===== SUPPLIED DATA =====

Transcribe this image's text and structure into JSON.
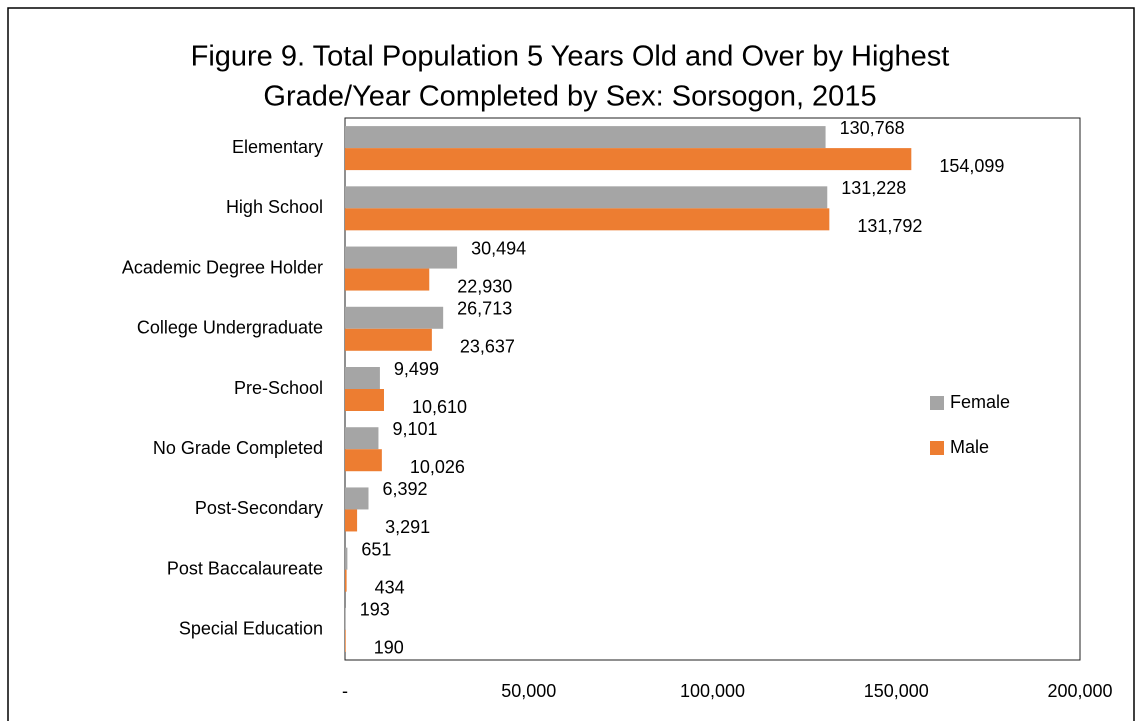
{
  "chart_data": {
    "type": "bar",
    "orientation": "horizontal",
    "title": [
      "Figure 9. Total Population 5 Years Old and Over by Highest",
      "Grade/Year Completed by Sex: Sorsogon, 2015"
    ],
    "categories": [
      "Elementary",
      "High School",
      "Academic Degree Holder",
      "College Undergraduate",
      "Pre-School",
      "No Grade Completed",
      "Post-Secondary",
      "Post Baccalaureate",
      "Special Education"
    ],
    "series": [
      {
        "name": "Female",
        "color": "#a5a5a5",
        "values": [
          130768,
          131228,
          30494,
          26713,
          9499,
          9101,
          6392,
          651,
          193
        ],
        "value_labels": [
          "130,768",
          "131,228",
          "30,494",
          "26,713",
          "9,499",
          "9,101",
          "6,392",
          "651",
          "193"
        ]
      },
      {
        "name": "Male",
        "color": "#ed7d31",
        "values": [
          154099,
          131792,
          22930,
          23637,
          10610,
          10026,
          3291,
          434,
          190
        ],
        "value_labels": [
          "154,099",
          "131,792",
          "22,930",
          "23,637",
          "10,610",
          "10,026",
          "3,291",
          "434",
          "190"
        ]
      }
    ],
    "xlim": [
      0,
      200000
    ],
    "xticks": [
      {
        "value": 0,
        "label": "-"
      },
      {
        "value": 50000,
        "label": "50,000"
      },
      {
        "value": 100000,
        "label": "100,000"
      },
      {
        "value": 150000,
        "label": "150,000"
      },
      {
        "value": 200000,
        "label": "200,000"
      }
    ],
    "legend": "right",
    "grid": false
  }
}
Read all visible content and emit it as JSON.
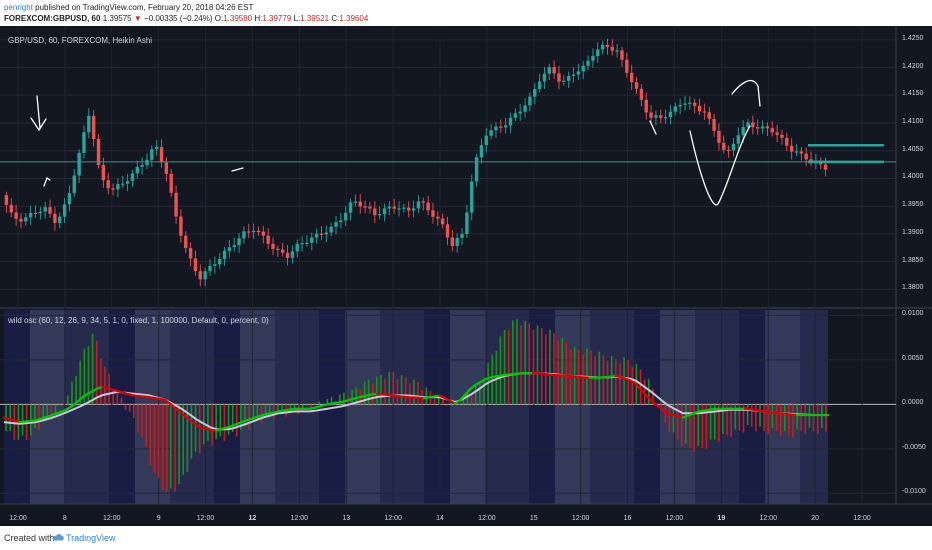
{
  "header": {
    "author": "penright",
    "published_text": " published on TradingView.com, February 20, 2018 04:26 EST",
    "symbol": "FOREXCOM:GBPUSD, 60",
    "last": "1.39575",
    "change_arrow": "▼",
    "change": "−0.00335 (−0.24%)",
    "o_label": "O:",
    "o_value": "1.39580",
    "h_label": "H:",
    "h_value": "1.39779",
    "l_label": "L:",
    "l_value": "1.39521",
    "c_label": "C:",
    "c_value": "1.39604"
  },
  "price_pane": {
    "title": "GBP/USD, 60, FOREXCOM, Heikin Ashi",
    "price_labels": [
      "1.4250",
      "1.4200",
      "1.4150",
      "1.4100",
      "1.4050",
      "1.4000",
      "1.3950",
      "1.3900",
      "1.3850",
      "1.3800"
    ]
  },
  "osc_pane": {
    "title": "wild osc (60, 12, 26, 9, 34, 5, 1, 0, fixed, 1, 100000, Default, 0, percent, 0)",
    "value_labels": [
      "0.0100",
      "0.0050",
      "0.0000",
      "-0.0050",
      "-0.0100"
    ]
  },
  "time_axis": {
    "labels": [
      {
        "text": "12:00",
        "bold": false
      },
      {
        "text": "8",
        "bold": false
      },
      {
        "text": "12:00",
        "bold": false
      },
      {
        "text": "9",
        "bold": false
      },
      {
        "text": "12:00",
        "bold": false
      },
      {
        "text": "12",
        "bold": true
      },
      {
        "text": "12:00",
        "bold": false
      },
      {
        "text": "13",
        "bold": false
      },
      {
        "text": "12:00",
        "bold": false
      },
      {
        "text": "14",
        "bold": false
      },
      {
        "text": "12:00",
        "bold": false
      },
      {
        "text": "15",
        "bold": false
      },
      {
        "text": "12:00",
        "bold": false
      },
      {
        "text": "16",
        "bold": false
      },
      {
        "text": "12:00",
        "bold": false
      },
      {
        "text": "19",
        "bold": true
      },
      {
        "text": "12:00",
        "bold": false
      },
      {
        "text": "20",
        "bold": false
      },
      {
        "text": "12:00",
        "bold": false
      }
    ]
  },
  "footer": {
    "created_with": "Created with",
    "brand": "TradingView"
  },
  "colors": {
    "background": "#131722",
    "bull": "#26a69a",
    "bear": "#ef5350",
    "osc_green": "#00c800",
    "osc_red": "#e00000",
    "signal": "#c8c8d8",
    "accent": "#2f7ed8"
  },
  "chart_data": [
    {
      "type": "candlestick",
      "title": "GBP/USD, 60, FOREXCOM, Heikin Ashi",
      "ylim": [
        1.377,
        1.4275
      ],
      "horizontal_line": 1.403,
      "drawn_levels": [
        1.406,
        1.403
      ],
      "close_path": [
        1.397,
        1.393,
        1.3925,
        1.394,
        1.3945,
        1.392,
        1.396,
        1.404,
        1.412,
        1.4,
        1.398,
        1.399,
        1.401,
        1.403,
        1.406,
        1.401,
        1.392,
        1.386,
        1.382,
        1.384,
        1.386,
        1.388,
        1.39,
        1.391,
        1.389,
        1.387,
        1.386,
        1.388,
        1.389,
        1.39,
        1.391,
        1.393,
        1.396,
        1.395,
        1.3935,
        1.3945,
        1.395,
        1.394,
        1.396,
        1.394,
        1.392,
        1.388,
        1.39,
        1.402,
        1.408,
        1.409,
        1.41,
        1.412,
        1.414,
        1.418,
        1.42,
        1.417,
        1.419,
        1.42,
        1.423,
        1.424,
        1.423,
        1.419,
        1.415,
        1.411,
        1.411,
        1.412,
        1.414,
        1.413,
        1.412,
        1.408,
        1.404,
        1.408,
        1.41,
        1.409,
        1.409,
        1.407,
        1.405,
        1.404,
        1.403,
        1.402
      ]
    },
    {
      "type": "histogram+line",
      "title": "wild osc (60, 12, 26, 9, 34, 5, 1, 0, fixed, 1, 100000, Default, 0, percent, 0)",
      "ylim": [
        -0.0112,
        0.0106
      ],
      "histogram": [
        -0.003,
        -0.004,
        -0.0035,
        -0.002,
        -0.001,
        0.001,
        0.005,
        0.008,
        0.004,
        0.001,
        -0.001,
        -0.004,
        -0.008,
        -0.01,
        -0.009,
        -0.006,
        -0.0045,
        -0.004,
        -0.0035,
        -0.003,
        -0.002,
        -0.0015,
        -0.001,
        -0.001,
        -0.0005,
        0.0,
        0.0005,
        0.001,
        0.0015,
        0.0025,
        0.003,
        0.0035,
        0.003,
        0.0025,
        0.0015,
        0.0005,
        0.0,
        0.001,
        0.002,
        0.005,
        0.008,
        0.0095,
        0.009,
        0.0085,
        0.008,
        0.007,
        0.006,
        0.006,
        0.0055,
        0.005,
        0.005,
        0.004,
        0.002,
        -0.002,
        -0.004,
        -0.005,
        -0.005,
        -0.004,
        -0.0035,
        -0.003,
        -0.0025,
        -0.003,
        -0.003,
        -0.0035,
        -0.003,
        -0.003,
        -0.003
      ],
      "series": [
        {
          "values": [
            -0.0015,
            -0.002,
            -0.0018,
            -0.0012,
            -0.0005,
            0.001,
            0.002,
            0.0015,
            0.001,
            0.0008,
            0.0005,
            -0.001,
            -0.0025,
            -0.003,
            -0.0025,
            -0.0018,
            -0.0012,
            -0.0008,
            -0.0005,
            -0.0005,
            0.0,
            0.0003,
            0.0008,
            0.0012,
            0.001,
            0.0008,
            0.0007,
            0.001,
            0.0,
            0.002,
            0.003,
            0.0033,
            0.0035,
            0.0035,
            0.0033,
            0.0032,
            0.003,
            0.003,
            0.0032,
            0.0025,
            0.0005,
            -0.001,
            -0.0015,
            -0.0008,
            -0.0005,
            -0.0005,
            -0.0005,
            -0.0008,
            -0.001,
            -0.0012,
            -0.0012,
            -0.0012
          ]
        },
        {
          "values": [
            -0.002,
            -0.0022,
            -0.002,
            -0.0015,
            -0.0008,
            0.0,
            0.001,
            0.0014,
            0.0012,
            0.001,
            0.0005,
            -0.0005,
            -0.0018,
            -0.0028,
            -0.0028,
            -0.0022,
            -0.0015,
            -0.001,
            -0.0008,
            -0.0008,
            -0.0005,
            -0.0002,
            0.0003,
            0.0008,
            0.001,
            0.001,
            0.0008,
            0.0008,
            0.0002,
            0.0012,
            0.0025,
            0.0032,
            0.0035,
            0.0035,
            0.0034,
            0.0032,
            0.0031,
            0.003,
            0.0031,
            0.0028,
            0.0015,
            0.0,
            -0.001,
            -0.001,
            -0.0008,
            -0.0006,
            -0.0006,
            -0.0008,
            -0.001,
            -0.0011,
            -0.0012,
            -0.0012
          ]
        }
      ]
    }
  ]
}
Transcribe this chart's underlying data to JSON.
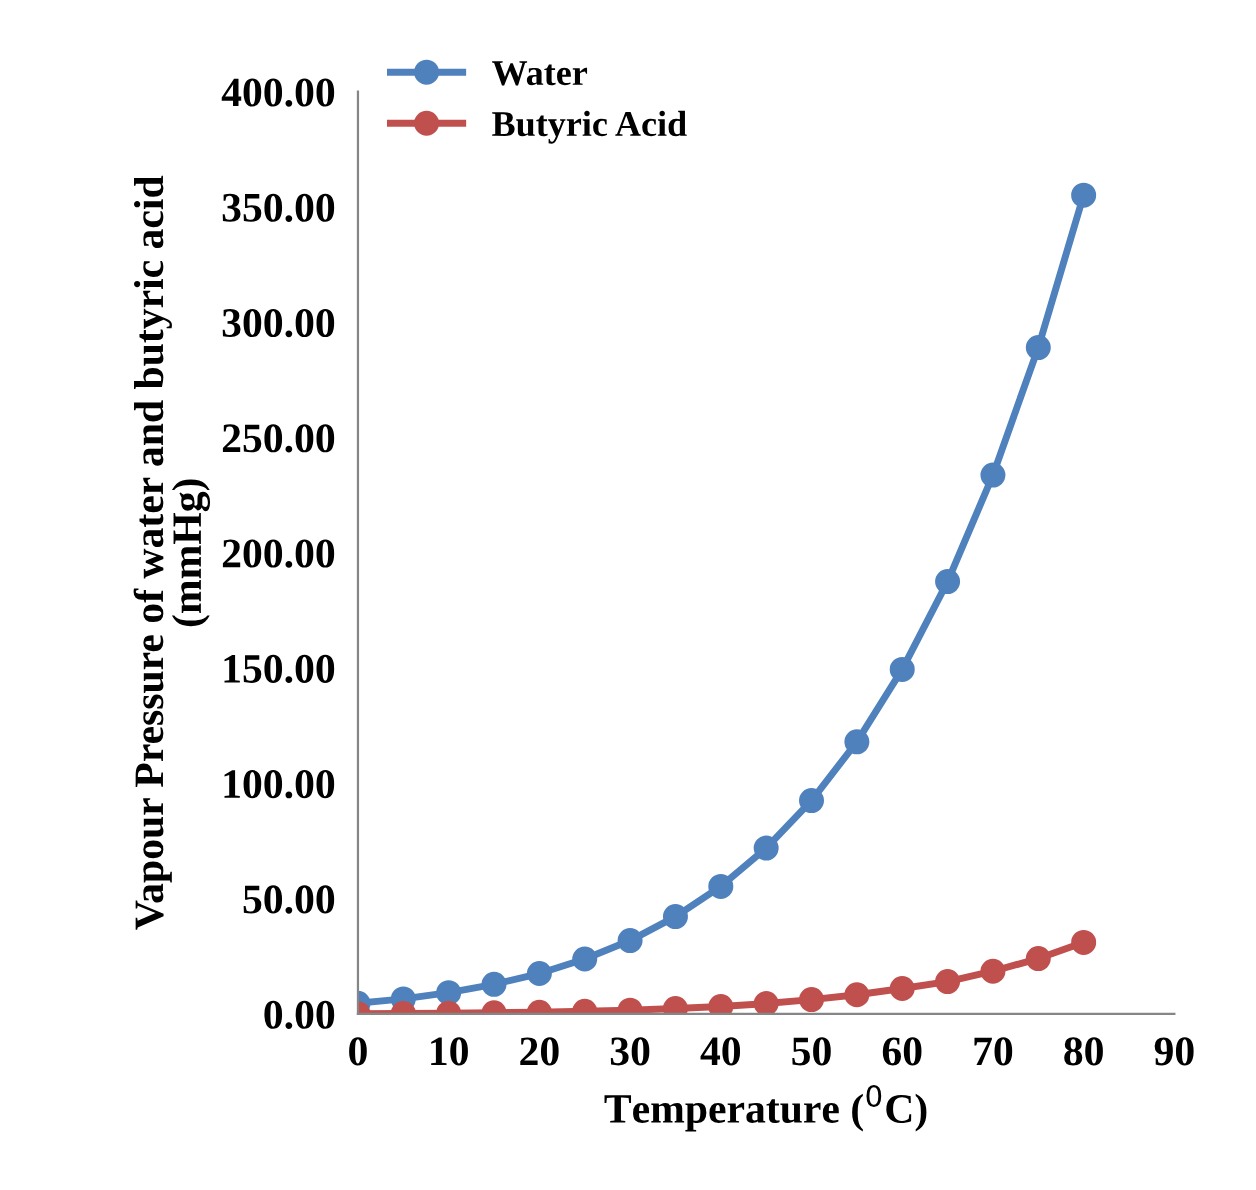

=====

State how many lines of the listing above hold the word "Default", with nothing but the number.

2